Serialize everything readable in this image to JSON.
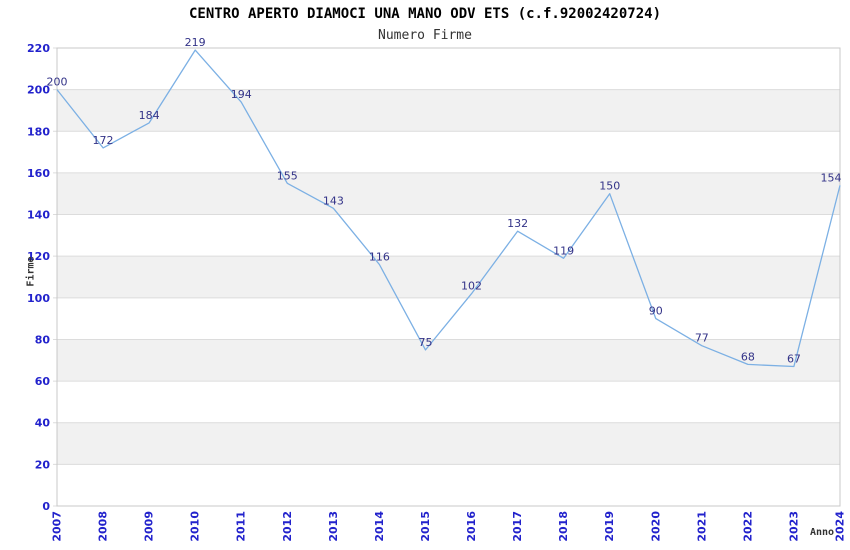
{
  "chart_data": {
    "type": "line",
    "title": "CENTRO APERTO DIAMOCI UNA MANO ODV ETS (c.f.92002420724)",
    "subtitle": "Numero Firme",
    "xlabel": "Anno",
    "ylabel": "Firme",
    "categories": [
      "2007",
      "2008",
      "2009",
      "2010",
      "2011",
      "2012",
      "2013",
      "2014",
      "2015",
      "2016",
      "2017",
      "2018",
      "2019",
      "2020",
      "2021",
      "2022",
      "2023",
      "2024"
    ],
    "values": [
      200,
      172,
      184,
      219,
      194,
      155,
      143,
      116,
      75,
      102,
      132,
      119,
      150,
      90,
      77,
      68,
      67,
      154
    ],
    "ylim": [
      0,
      220
    ],
    "ytick_step": 20,
    "grid": "horizontal gridlines with alternating shaded bands",
    "legend_position": "none",
    "data_labels_shown": true,
    "colors": {
      "line": "#7cb0e4",
      "data_label": "#333388",
      "tick_label": "#2222cc",
      "band_fill": "#f1f1f1",
      "gridline": "#dcdcdc",
      "plot_border": "#c8c8c8",
      "title": "#000000",
      "subtitle": "#333333",
      "axis_title": "#333333",
      "background": "#ffffff"
    }
  }
}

=====

◆ **SET EXERCISE**
Copy out every line from the material above in which the word "subtitle" appears.

◆ **RESPONSE**
    "subtitle": "Numero Firme",
      "subtitle": "#333333",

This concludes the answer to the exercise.